## Begin RECORDS
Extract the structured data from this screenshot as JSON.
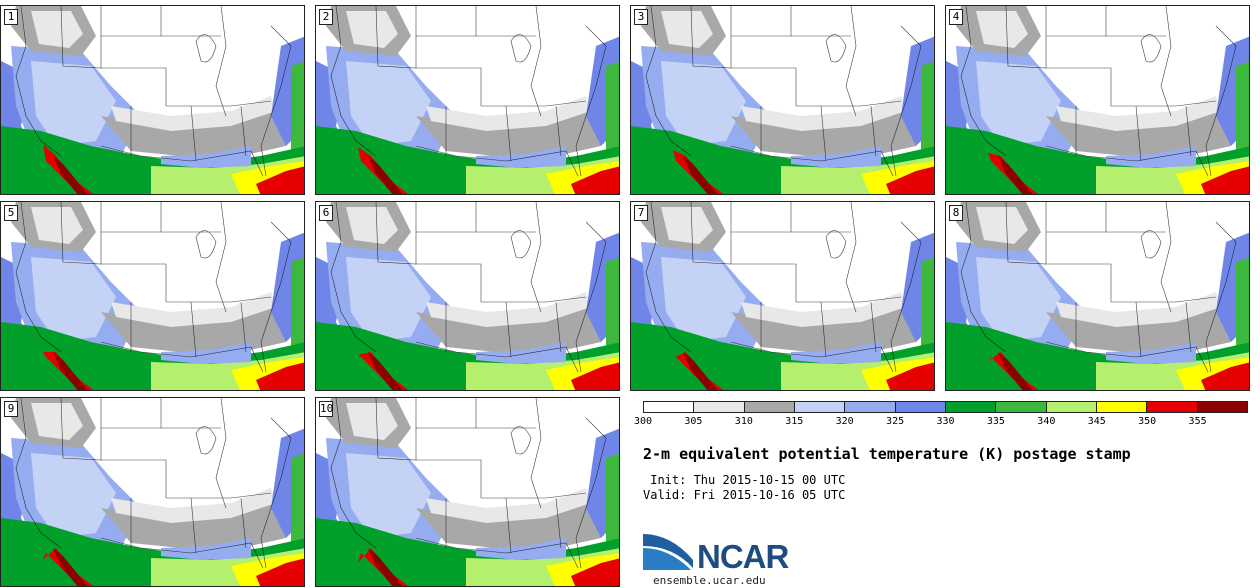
{
  "panels": [
    {
      "label": "1"
    },
    {
      "label": "2"
    },
    {
      "label": "3"
    },
    {
      "label": "4"
    },
    {
      "label": "5"
    },
    {
      "label": "6"
    },
    {
      "label": "7"
    },
    {
      "label": "8"
    },
    {
      "label": "9"
    },
    {
      "label": "10"
    }
  ],
  "colorbar": {
    "ticks": [
      "300",
      "305",
      "310",
      "315",
      "320",
      "325",
      "330",
      "335",
      "340",
      "345",
      "350",
      "355"
    ],
    "colors": [
      "#ffffff",
      "#e8e8e8",
      "#a8a8a8",
      "#c4d3f5",
      "#96acf0",
      "#6f86e8",
      "#00a02a",
      "#3cb83c",
      "#b4f06e",
      "#ffff00",
      "#e60000",
      "#8c0000"
    ]
  },
  "title": "2-m equivalent potential temperature (K) postage stamp",
  "init": " Init: Thu 2015-10-15 00 UTC",
  "valid": "Valid: Fri 2015-10-16 05 UTC",
  "logo": {
    "text": "NCAR",
    "url": "ensemble.ucar.edu",
    "color": "#1f4c80"
  }
}
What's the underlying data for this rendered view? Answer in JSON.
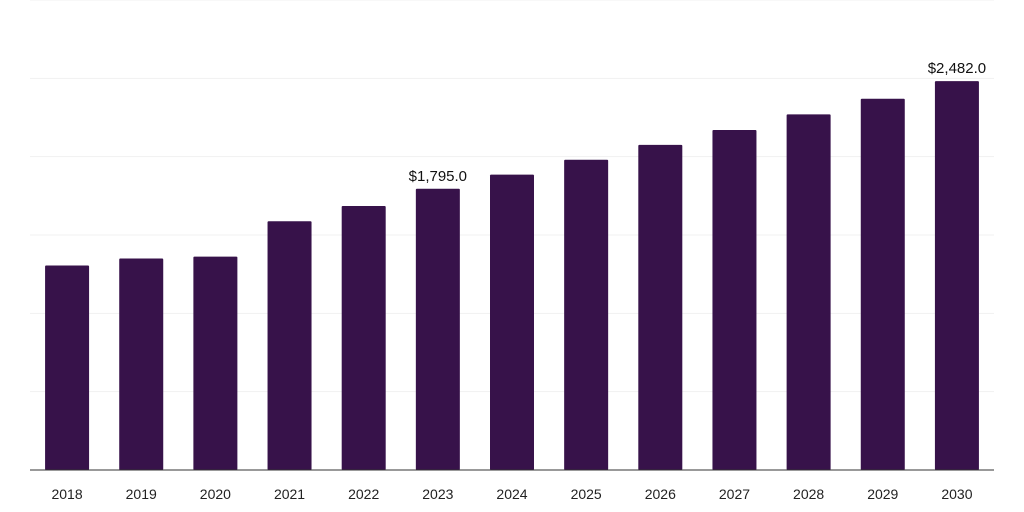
{
  "chart_data": {
    "type": "bar",
    "categories": [
      "2018",
      "2019",
      "2020",
      "2021",
      "2022",
      "2023",
      "2024",
      "2025",
      "2026",
      "2027",
      "2028",
      "2029",
      "2030"
    ],
    "values": [
      1305,
      1350,
      1362,
      1588,
      1685,
      1795,
      1885,
      1980,
      2075,
      2170,
      2270,
      2370,
      2482
    ],
    "data_labels": [
      {
        "index": 5,
        "text": "$1,795.0"
      },
      {
        "index": 12,
        "text": "$2,482.0"
      }
    ],
    "title": "",
    "xlabel": "",
    "ylabel": "",
    "ylim": [
      0,
      3000
    ],
    "grid": true,
    "legend": "none",
    "bar_color": "#37124a"
  }
}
## End RECORDS
## TO DO
Copy the material shown above in full and exactly. Skip the pictures.

## SOLUTION
Extract the structured data from this screenshot as JSON.
{
  "panels": [
    {
      "label": "1"
    },
    {
      "label": "2"
    },
    {
      "label": "3"
    },
    {
      "label": "4"
    },
    {
      "label": "5"
    },
    {
      "label": "6"
    },
    {
      "label": "7"
    },
    {
      "label": "8"
    },
    {
      "label": "9"
    },
    {
      "label": "10"
    }
  ],
  "colorbar": {
    "ticks": [
      "300",
      "305",
      "310",
      "315",
      "320",
      "325",
      "330",
      "335",
      "340",
      "345",
      "350",
      "355"
    ],
    "colors": [
      "#ffffff",
      "#e8e8e8",
      "#a8a8a8",
      "#c4d3f5",
      "#96acf0",
      "#6f86e8",
      "#00a02a",
      "#3cb83c",
      "#b4f06e",
      "#ffff00",
      "#e60000",
      "#8c0000"
    ]
  },
  "title": "2-m equivalent potential temperature (K) postage stamp",
  "init": " Init: Thu 2015-10-15 00 UTC",
  "valid": "Valid: Fri 2015-10-16 05 UTC",
  "logo": {
    "text": "NCAR",
    "url": "ensemble.ucar.edu",
    "color": "#1f4c80"
  }
}
What's the underlying data for this rendered view? Answer in JSON.
{
  "chart_data": {
    "type": "bar",
    "categories": [
      "2018",
      "2019",
      "2020",
      "2021",
      "2022",
      "2023",
      "2024",
      "2025",
      "2026",
      "2027",
      "2028",
      "2029",
      "2030"
    ],
    "values": [
      1305,
      1350,
      1362,
      1588,
      1685,
      1795,
      1885,
      1980,
      2075,
      2170,
      2270,
      2370,
      2482
    ],
    "data_labels": [
      {
        "index": 5,
        "text": "$1,795.0"
      },
      {
        "index": 12,
        "text": "$2,482.0"
      }
    ],
    "title": "",
    "xlabel": "",
    "ylabel": "",
    "ylim": [
      0,
      3000
    ],
    "grid": true,
    "legend": "none",
    "bar_color": "#37124a"
  }
}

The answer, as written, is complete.